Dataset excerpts

§

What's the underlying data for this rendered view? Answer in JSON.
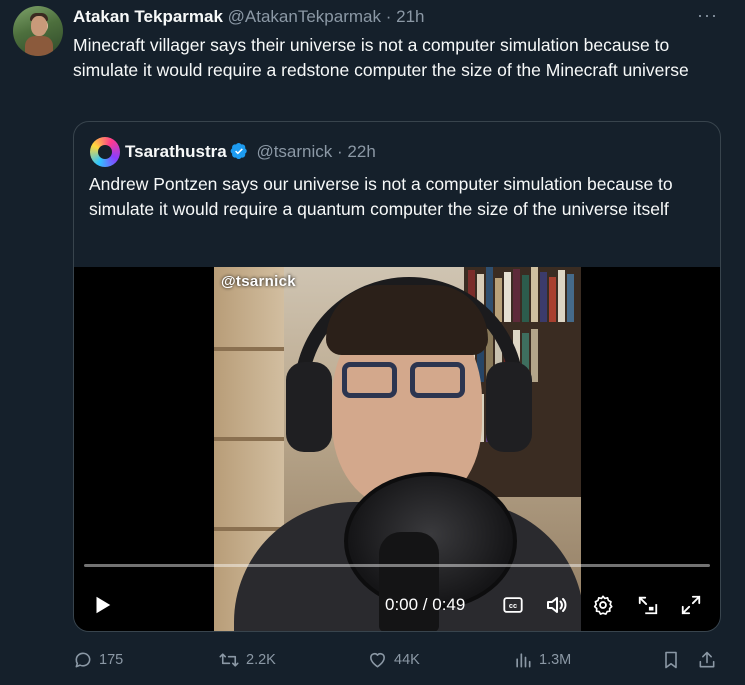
{
  "tweet": {
    "author_name": "Atakan Tekparmak",
    "author_handle": "@AtakanTekparmak",
    "separator": "·",
    "time": "21h",
    "more_label": "···",
    "text": "Minecraft villager says their universe is not a computer simulation because to simulate it would require a redstone computer the size of the Minecraft universe"
  },
  "quote": {
    "author_name": "Tsarathustra",
    "author_handle": "@tsarnick",
    "separator": "·",
    "time": "22h",
    "text": "Andrew Pontzen says our universe is not a computer simulation because to simulate it would require a quantum computer the size of the universe itself"
  },
  "video": {
    "watermark": "@tsarnick",
    "time_readout": "0:00 / 0:49",
    "progress": 0,
    "controls": [
      "play-icon",
      "captions-icon",
      "volume-icon",
      "settings-icon",
      "pip-icon",
      "fullscreen-icon"
    ]
  },
  "actions": {
    "replies": "175",
    "retweets": "2.2K",
    "likes": "44K",
    "views": "1.3M"
  },
  "colors": {
    "background": "#15202b",
    "text_primary": "#f7f9f9",
    "text_secondary": "#8b98a5",
    "border": "#38444d",
    "accent": "#1d9bf0"
  }
}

§

**PROBLEM DETAILS**. Are you able to set down all the lines above exactly, without any pictures?

**WRITTEN RESPONSE**.
What's the underlying data for this rendered view? Answer in JSON.
{
  "tweet": {
    "author_name": "Atakan Tekparmak",
    "author_handle": "@AtakanTekparmak",
    "separator": "·",
    "time": "21h",
    "more_label": "···",
    "text": "Minecraft villager says their universe is not a computer simulation because to simulate it would require a redstone computer the size of the Minecraft universe"
  },
  "quote": {
    "author_name": "Tsarathustra",
    "author_handle": "@tsarnick",
    "separator": "·",
    "time": "22h",
    "text": "Andrew Pontzen says our universe is not a computer simulation because to simulate it would require a quantum computer the size of the universe itself"
  },
  "video": {
    "watermark": "@tsarnick",
    "time_readout": "0:00 / 0:49",
    "progress": 0,
    "controls": [
      "play-icon",
      "captions-icon",
      "volume-icon",
      "settings-icon",
      "pip-icon",
      "fullscreen-icon"
    ]
  },
  "actions": {
    "replies": "175",
    "retweets": "2.2K",
    "likes": "44K",
    "views": "1.3M"
  },
  "colors": {
    "background": "#15202b",
    "text_primary": "#f7f9f9",
    "text_secondary": "#8b98a5",
    "border": "#38444d",
    "accent": "#1d9bf0"
  }
}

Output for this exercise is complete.